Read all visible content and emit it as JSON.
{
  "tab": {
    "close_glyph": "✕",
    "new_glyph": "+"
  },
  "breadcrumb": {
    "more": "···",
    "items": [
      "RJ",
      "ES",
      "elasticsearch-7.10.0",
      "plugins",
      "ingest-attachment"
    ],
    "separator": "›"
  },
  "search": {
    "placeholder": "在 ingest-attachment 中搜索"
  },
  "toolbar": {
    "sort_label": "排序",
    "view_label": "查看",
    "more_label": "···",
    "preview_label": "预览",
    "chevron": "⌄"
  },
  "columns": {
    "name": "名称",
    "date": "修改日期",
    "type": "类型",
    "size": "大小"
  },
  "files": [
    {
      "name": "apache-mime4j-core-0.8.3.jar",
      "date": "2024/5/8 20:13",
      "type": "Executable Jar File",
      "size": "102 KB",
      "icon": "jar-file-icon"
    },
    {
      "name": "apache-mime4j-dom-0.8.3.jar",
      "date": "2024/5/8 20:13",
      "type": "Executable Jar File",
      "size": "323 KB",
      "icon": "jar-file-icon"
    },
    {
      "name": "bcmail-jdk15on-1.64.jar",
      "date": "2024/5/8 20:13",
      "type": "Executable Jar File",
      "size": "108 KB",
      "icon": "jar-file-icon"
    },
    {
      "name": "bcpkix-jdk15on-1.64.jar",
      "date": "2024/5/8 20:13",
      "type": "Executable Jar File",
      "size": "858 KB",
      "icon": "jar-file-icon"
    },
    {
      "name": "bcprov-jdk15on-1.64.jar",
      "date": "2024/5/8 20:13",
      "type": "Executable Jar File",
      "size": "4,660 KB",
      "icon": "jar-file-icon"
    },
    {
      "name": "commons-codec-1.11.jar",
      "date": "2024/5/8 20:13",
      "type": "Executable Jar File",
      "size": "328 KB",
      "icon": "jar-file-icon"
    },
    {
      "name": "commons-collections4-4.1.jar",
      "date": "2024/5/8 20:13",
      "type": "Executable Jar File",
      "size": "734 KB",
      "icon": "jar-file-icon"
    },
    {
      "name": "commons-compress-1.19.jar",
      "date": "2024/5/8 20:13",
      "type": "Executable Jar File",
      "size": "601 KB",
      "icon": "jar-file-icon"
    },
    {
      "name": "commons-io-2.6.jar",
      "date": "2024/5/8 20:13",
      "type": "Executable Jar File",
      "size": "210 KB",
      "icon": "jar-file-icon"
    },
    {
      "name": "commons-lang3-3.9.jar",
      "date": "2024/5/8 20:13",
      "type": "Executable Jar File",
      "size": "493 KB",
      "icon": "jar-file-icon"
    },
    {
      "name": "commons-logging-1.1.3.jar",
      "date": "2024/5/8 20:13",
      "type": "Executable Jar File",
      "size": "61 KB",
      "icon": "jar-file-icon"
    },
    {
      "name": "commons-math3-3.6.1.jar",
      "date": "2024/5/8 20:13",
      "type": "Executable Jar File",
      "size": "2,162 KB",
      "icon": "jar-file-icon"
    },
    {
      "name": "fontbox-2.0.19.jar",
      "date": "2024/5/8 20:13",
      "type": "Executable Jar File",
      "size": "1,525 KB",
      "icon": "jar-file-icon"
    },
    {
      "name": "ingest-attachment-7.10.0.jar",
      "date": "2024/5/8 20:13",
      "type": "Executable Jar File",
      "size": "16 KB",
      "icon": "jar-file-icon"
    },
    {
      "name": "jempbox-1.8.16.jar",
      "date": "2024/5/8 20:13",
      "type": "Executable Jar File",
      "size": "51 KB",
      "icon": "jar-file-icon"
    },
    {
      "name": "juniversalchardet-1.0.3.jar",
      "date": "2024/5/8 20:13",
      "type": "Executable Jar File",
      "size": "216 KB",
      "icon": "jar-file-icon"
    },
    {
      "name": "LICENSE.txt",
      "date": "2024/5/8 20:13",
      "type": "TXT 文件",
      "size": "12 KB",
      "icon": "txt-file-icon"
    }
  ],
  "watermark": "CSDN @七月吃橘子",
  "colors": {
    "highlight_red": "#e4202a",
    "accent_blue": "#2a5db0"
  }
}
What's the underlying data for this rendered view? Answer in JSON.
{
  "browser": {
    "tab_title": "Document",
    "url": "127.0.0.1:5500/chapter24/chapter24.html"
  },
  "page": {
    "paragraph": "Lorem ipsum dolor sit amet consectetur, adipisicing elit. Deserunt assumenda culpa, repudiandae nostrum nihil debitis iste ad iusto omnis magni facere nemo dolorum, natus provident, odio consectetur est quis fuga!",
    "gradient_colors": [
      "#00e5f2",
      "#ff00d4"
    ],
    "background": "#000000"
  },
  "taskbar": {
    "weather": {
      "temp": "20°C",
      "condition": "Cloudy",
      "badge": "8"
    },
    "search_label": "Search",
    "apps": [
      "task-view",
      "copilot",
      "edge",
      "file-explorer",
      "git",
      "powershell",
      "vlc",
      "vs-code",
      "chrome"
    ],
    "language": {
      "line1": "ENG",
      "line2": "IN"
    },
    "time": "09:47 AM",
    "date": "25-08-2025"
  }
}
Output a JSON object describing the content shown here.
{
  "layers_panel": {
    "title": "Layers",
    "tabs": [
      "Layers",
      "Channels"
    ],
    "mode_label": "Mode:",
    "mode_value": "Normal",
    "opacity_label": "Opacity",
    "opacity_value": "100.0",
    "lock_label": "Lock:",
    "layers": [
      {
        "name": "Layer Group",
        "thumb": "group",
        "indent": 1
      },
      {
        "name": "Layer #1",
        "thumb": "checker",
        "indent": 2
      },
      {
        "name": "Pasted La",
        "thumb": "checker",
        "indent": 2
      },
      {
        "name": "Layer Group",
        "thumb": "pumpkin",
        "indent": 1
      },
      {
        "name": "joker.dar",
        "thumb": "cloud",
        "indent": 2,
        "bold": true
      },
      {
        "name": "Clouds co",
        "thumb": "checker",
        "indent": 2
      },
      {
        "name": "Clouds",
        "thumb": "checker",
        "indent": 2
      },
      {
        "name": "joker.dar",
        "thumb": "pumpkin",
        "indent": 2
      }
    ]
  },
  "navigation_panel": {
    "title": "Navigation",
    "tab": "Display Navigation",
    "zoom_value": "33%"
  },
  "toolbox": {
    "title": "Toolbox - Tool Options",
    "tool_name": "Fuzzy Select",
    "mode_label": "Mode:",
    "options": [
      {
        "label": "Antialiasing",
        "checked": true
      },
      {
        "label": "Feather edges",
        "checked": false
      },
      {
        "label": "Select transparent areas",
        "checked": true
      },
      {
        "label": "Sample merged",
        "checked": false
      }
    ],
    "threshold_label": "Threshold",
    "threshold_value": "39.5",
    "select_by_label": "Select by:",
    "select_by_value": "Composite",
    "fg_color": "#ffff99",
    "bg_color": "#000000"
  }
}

****************

REQUIREMENTS:
Reproduce the whole listing word for word.

OUTPUT FOR THIS TASK:
Read all visible content and emit it as JSON.
{
  "tab": {
    "close_glyph": "✕",
    "new_glyph": "+"
  },
  "breadcrumb": {
    "more": "···",
    "items": [
      "RJ",
      "ES",
      "elasticsearch-7.10.0",
      "plugins",
      "ingest-attachment"
    ],
    "separator": "›"
  },
  "search": {
    "placeholder": "在 ingest-attachment 中搜索"
  },
  "toolbar": {
    "sort_label": "排序",
    "view_label": "查看",
    "more_label": "···",
    "preview_label": "预览",
    "chevron": "⌄"
  },
  "columns": {
    "name": "名称",
    "date": "修改日期",
    "type": "类型",
    "size": "大小"
  },
  "files": [
    {
      "name": "apache-mime4j-core-0.8.3.jar",
      "date": "2024/5/8 20:13",
      "type": "Executable Jar File",
      "size": "102 KB",
      "icon": "jar-file-icon"
    },
    {
      "name": "apache-mime4j-dom-0.8.3.jar",
      "date": "2024/5/8 20:13",
      "type": "Executable Jar File",
      "size": "323 KB",
      "icon": "jar-file-icon"
    },
    {
      "name": "bcmail-jdk15on-1.64.jar",
      "date": "2024/5/8 20:13",
      "type": "Executable Jar File",
      "size": "108 KB",
      "icon": "jar-file-icon"
    },
    {
      "name": "bcpkix-jdk15on-1.64.jar",
      "date": "2024/5/8 20:13",
      "type": "Executable Jar File",
      "size": "858 KB",
      "icon": "jar-file-icon"
    },
    {
      "name": "bcprov-jdk15on-1.64.jar",
      "date": "2024/5/8 20:13",
      "type": "Executable Jar File",
      "size": "4,660 KB",
      "icon": "jar-file-icon"
    },
    {
      "name": "commons-codec-1.11.jar",
      "date": "2024/5/8 20:13",
      "type": "Executable Jar File",
      "size": "328 KB",
      "icon": "jar-file-icon"
    },
    {
      "name": "commons-collections4-4.1.jar",
      "date": "2024/5/8 20:13",
      "type": "Executable Jar File",
      "size": "734 KB",
      "icon": "jar-file-icon"
    },
    {
      "name": "commons-compress-1.19.jar",
      "date": "2024/5/8 20:13",
      "type": "Executable Jar File",
      "size": "601 KB",
      "icon": "jar-file-icon"
    },
    {
      "name": "commons-io-2.6.jar",
      "date": "2024/5/8 20:13",
      "type": "Executable Jar File",
      "size": "210 KB",
      "icon": "jar-file-icon"
    },
    {
      "name": "commons-lang3-3.9.jar",
      "date": "2024/5/8 20:13",
      "type": "Executable Jar File",
      "size": "493 KB",
      "icon": "jar-file-icon"
    },
    {
      "name": "commons-logging-1.1.3.jar",
      "date": "2024/5/8 20:13",
      "type": "Executable Jar File",
      "size": "61 KB",
      "icon": "jar-file-icon"
    },
    {
      "name": "commons-math3-3.6.1.jar",
      "date": "2024/5/8 20:13",
      "type": "Executable Jar File",
      "size": "2,162 KB",
      "icon": "jar-file-icon"
    },
    {
      "name": "fontbox-2.0.19.jar",
      "date": "2024/5/8 20:13",
      "type": "Executable Jar File",
      "size": "1,525 KB",
      "icon": "jar-file-icon"
    },
    {
      "name": "ingest-attachment-7.10.0.jar",
      "date": "2024/5/8 20:13",
      "type": "Executable Jar File",
      "size": "16 KB",
      "icon": "jar-file-icon"
    },
    {
      "name": "jempbox-1.8.16.jar",
      "date": "2024/5/8 20:13",
      "type": "Executable Jar File",
      "size": "51 KB",
      "icon": "jar-file-icon"
    },
    {
      "name": "juniversalchardet-1.0.3.jar",
      "date": "2024/5/8 20:13",
      "type": "Executable Jar File",
      "size": "216 KB",
      "icon": "jar-file-icon"
    },
    {
      "name": "LICENSE.txt",
      "date": "2024/5/8 20:13",
      "type": "TXT 文件",
      "size": "12 KB",
      "icon": "txt-file-icon"
    }
  ],
  "watermark": "CSDN @七月吃橘子",
  "colors": {
    "highlight_red": "#e4202a",
    "accent_blue": "#2a5db0"
  }
}
What's the underlying data for this rendered view? Answer in JSON.
{
  "browser": {
    "tab_title": "Document",
    "url": "127.0.0.1:5500/chapter24/chapter24.html"
  },
  "page": {
    "paragraph": "Lorem ipsum dolor sit amet consectetur, adipisicing elit. Deserunt assumenda culpa, repudiandae nostrum nihil debitis iste ad iusto omnis magni facere nemo dolorum, natus provident, odio consectetur est quis fuga!",
    "gradient_colors": [
      "#00e5f2",
      "#ff00d4"
    ],
    "background": "#000000"
  },
  "taskbar": {
    "weather": {
      "temp": "20°C",
      "condition": "Cloudy",
      "badge": "8"
    },
    "search_label": "Search",
    "apps": [
      "task-view",
      "copilot",
      "edge",
      "file-explorer",
      "git",
      "powershell",
      "vlc",
      "vs-code",
      "chrome"
    ],
    "language": {
      "line1": "ENG",
      "line2": "IN"
    },
    "time": "09:47 AM",
    "date": "25-08-2025"
  }
}
Output a JSON object describing the content shown here.
{
  "layers_panel": {
    "title": "Layers",
    "tabs": [
      "Layers",
      "Channels"
    ],
    "mode_label": "Mode:",
    "mode_value": "Normal",
    "opacity_label": "Opacity",
    "opacity_value": "100.0",
    "lock_label": "Lock:",
    "layers": [
      {
        "name": "Layer Group",
        "thumb": "group",
        "indent": 1
      },
      {
        "name": "Layer #1",
        "thumb": "checker",
        "indent": 2
      },
      {
        "name": "Pasted La",
        "thumb": "checker",
        "indent": 2
      },
      {
        "name": "Layer Group",
        "thumb": "pumpkin",
        "indent": 1
      },
      {
        "name": "joker.dar",
        "thumb": "cloud",
        "indent": 2,
        "bold": true
      },
      {
        "name": "Clouds co",
        "thumb": "checker",
        "indent": 2
      },
      {
        "name": "Clouds",
        "thumb": "checker",
        "indent": 2
      },
      {
        "name": "joker.dar",
        "thumb": "pumpkin",
        "indent": 2
      }
    ]
  },
  "navigation_panel": {
    "title": "Navigation",
    "tab": "Display Navigation",
    "zoom_value": "33%"
  },
  "toolbox": {
    "title": "Toolbox - Tool Options",
    "tool_name": "Fuzzy Select",
    "mode_label": "Mode:",
    "options": [
      {
        "label": "Antialiasing",
        "checked": true
      },
      {
        "label": "Feather edges",
        "checked": false
      },
      {
        "label": "Select transparent areas",
        "checked": true
      },
      {
        "label": "Sample merged",
        "checked": false
      }
    ],
    "threshold_label": "Threshold",
    "threshold_value": "39.5",
    "select_by_label": "Select by:",
    "select_by_value": "Composite",
    "fg_color": "#ffff99",
    "bg_color": "#000000"
  }
}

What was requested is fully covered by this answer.